DATASET ENTRIES
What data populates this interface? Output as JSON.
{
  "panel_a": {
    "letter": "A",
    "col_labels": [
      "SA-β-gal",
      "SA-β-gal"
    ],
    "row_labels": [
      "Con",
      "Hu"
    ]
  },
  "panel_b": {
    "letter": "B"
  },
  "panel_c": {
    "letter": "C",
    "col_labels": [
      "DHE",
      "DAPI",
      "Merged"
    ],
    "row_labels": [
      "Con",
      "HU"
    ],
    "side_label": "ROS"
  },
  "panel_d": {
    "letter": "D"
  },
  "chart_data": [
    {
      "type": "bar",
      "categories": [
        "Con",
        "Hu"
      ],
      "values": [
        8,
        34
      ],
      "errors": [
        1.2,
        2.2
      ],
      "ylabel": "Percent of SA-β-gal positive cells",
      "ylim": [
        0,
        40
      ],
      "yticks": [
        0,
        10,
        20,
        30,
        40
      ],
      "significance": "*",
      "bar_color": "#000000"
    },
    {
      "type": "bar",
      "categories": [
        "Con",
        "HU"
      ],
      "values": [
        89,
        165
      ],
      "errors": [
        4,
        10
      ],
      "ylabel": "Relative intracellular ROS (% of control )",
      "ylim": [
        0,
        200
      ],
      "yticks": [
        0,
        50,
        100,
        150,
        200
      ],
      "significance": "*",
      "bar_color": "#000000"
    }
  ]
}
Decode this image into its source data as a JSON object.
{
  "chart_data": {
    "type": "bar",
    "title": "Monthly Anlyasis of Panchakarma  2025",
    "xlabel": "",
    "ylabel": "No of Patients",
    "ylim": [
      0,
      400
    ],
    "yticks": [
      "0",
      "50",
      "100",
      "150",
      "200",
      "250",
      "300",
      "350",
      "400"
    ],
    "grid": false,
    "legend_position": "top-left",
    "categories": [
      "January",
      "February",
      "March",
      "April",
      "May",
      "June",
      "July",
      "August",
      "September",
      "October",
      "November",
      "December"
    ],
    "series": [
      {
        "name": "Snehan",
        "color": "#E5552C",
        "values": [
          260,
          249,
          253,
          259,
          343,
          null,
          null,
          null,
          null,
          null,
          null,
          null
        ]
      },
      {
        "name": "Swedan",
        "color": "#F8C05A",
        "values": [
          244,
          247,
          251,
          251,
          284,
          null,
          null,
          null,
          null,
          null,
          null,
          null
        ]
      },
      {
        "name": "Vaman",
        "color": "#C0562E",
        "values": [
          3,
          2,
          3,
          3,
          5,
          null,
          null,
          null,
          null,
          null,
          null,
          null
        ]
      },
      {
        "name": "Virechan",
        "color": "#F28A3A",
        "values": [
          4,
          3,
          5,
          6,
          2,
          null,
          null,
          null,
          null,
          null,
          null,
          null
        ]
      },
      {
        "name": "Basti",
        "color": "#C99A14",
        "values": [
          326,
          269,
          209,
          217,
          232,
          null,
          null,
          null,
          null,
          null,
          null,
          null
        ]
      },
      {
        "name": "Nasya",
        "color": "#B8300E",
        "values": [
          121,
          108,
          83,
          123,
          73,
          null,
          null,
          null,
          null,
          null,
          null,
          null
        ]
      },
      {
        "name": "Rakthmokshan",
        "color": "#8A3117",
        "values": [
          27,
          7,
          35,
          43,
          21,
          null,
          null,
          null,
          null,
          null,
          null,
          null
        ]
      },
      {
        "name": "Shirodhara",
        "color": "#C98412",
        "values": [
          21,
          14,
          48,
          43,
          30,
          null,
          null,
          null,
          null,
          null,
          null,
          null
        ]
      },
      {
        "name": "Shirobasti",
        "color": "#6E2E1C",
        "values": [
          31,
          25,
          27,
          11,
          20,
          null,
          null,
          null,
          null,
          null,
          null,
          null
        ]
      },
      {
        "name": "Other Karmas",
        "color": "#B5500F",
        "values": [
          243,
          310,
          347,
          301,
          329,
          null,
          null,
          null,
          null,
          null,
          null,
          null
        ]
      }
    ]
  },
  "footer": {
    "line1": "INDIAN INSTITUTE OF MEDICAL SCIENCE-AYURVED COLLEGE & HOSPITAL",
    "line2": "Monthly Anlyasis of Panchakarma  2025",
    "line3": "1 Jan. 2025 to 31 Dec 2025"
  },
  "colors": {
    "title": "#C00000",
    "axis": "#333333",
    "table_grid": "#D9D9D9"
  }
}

ASSIGNED TASK
For this exercise, repeat each line of the listing exactly.

THE COMPLETED TASK
What data populates this interface? Output as JSON.
{
  "panel_a": {
    "letter": "A",
    "col_labels": [
      "SA-β-gal",
      "SA-β-gal"
    ],
    "row_labels": [
      "Con",
      "Hu"
    ]
  },
  "panel_b": {
    "letter": "B"
  },
  "panel_c": {
    "letter": "C",
    "col_labels": [
      "DHE",
      "DAPI",
      "Merged"
    ],
    "row_labels": [
      "Con",
      "HU"
    ],
    "side_label": "ROS"
  },
  "panel_d": {
    "letter": "D"
  },
  "chart_data": [
    {
      "type": "bar",
      "categories": [
        "Con",
        "Hu"
      ],
      "values": [
        8,
        34
      ],
      "errors": [
        1.2,
        2.2
      ],
      "ylabel": "Percent of SA-β-gal positive cells",
      "ylim": [
        0,
        40
      ],
      "yticks": [
        0,
        10,
        20,
        30,
        40
      ],
      "significance": "*",
      "bar_color": "#000000"
    },
    {
      "type": "bar",
      "categories": [
        "Con",
        "HU"
      ],
      "values": [
        89,
        165
      ],
      "errors": [
        4,
        10
      ],
      "ylabel": "Relative intracellular ROS (% of control )",
      "ylim": [
        0,
        200
      ],
      "yticks": [
        0,
        50,
        100,
        150,
        200
      ],
      "significance": "*",
      "bar_color": "#000000"
    }
  ]
}
Decode this image into its source data as a JSON object.
{
  "chart_data": {
    "type": "bar",
    "title": "Monthly Anlyasis of Panchakarma  2025",
    "xlabel": "",
    "ylabel": "No of Patients",
    "ylim": [
      0,
      400
    ],
    "yticks": [
      "0",
      "50",
      "100",
      "150",
      "200",
      "250",
      "300",
      "350",
      "400"
    ],
    "grid": false,
    "legend_position": "top-left",
    "categories": [
      "January",
      "February",
      "March",
      "April",
      "May",
      "June",
      "July",
      "August",
      "September",
      "October",
      "November",
      "December"
    ],
    "series": [
      {
        "name": "Snehan",
        "color": "#E5552C",
        "values": [
          260,
          249,
          253,
          259,
          343,
          null,
          null,
          null,
          null,
          null,
          null,
          null
        ]
      },
      {
        "name": "Swedan",
        "color": "#F8C05A",
        "values": [
          244,
          247,
          251,
          251,
          284,
          null,
          null,
          null,
          null,
          null,
          null,
          null
        ]
      },
      {
        "name": "Vaman",
        "color": "#C0562E",
        "values": [
          3,
          2,
          3,
          3,
          5,
          null,
          null,
          null,
          null,
          null,
          null,
          null
        ]
      },
      {
        "name": "Virechan",
        "color": "#F28A3A",
        "values": [
          4,
          3,
          5,
          6,
          2,
          null,
          null,
          null,
          null,
          null,
          null,
          null
        ]
      },
      {
        "name": "Basti",
        "color": "#C99A14",
        "values": [
          326,
          269,
          209,
          217,
          232,
          null,
          null,
          null,
          null,
          null,
          null,
          null
        ]
      },
      {
        "name": "Nasya",
        "color": "#B8300E",
        "values": [
          121,
          108,
          83,
          123,
          73,
          null,
          null,
          null,
          null,
          null,
          null,
          null
        ]
      },
      {
        "name": "Rakthmokshan",
        "color": "#8A3117",
        "values": [
          27,
          7,
          35,
          43,
          21,
          null,
          null,
          null,
          null,
          null,
          null,
          null
        ]
      },
      {
        "name": "Shirodhara",
        "color": "#C98412",
        "values": [
          21,
          14,
          48,
          43,
          30,
          null,
          null,
          null,
          null,
          null,
          null,
          null
        ]
      },
      {
        "name": "Shirobasti",
        "color": "#6E2E1C",
        "values": [
          31,
          25,
          27,
          11,
          20,
          null,
          null,
          null,
          null,
          null,
          null,
          null
        ]
      },
      {
        "name": "Other Karmas",
        "color": "#B5500F",
        "values": [
          243,
          310,
          347,
          301,
          329,
          null,
          null,
          null,
          null,
          null,
          null,
          null
        ]
      }
    ]
  },
  "footer": {
    "line1": "INDIAN INSTITUTE OF MEDICAL SCIENCE-AYURVED COLLEGE & HOSPITAL",
    "line2": "Monthly Anlyasis of Panchakarma  2025",
    "line3": "1 Jan. 2025 to 31 Dec 2025"
  },
  "colors": {
    "title": "#C00000",
    "axis": "#333333",
    "table_grid": "#D9D9D9"
  }
}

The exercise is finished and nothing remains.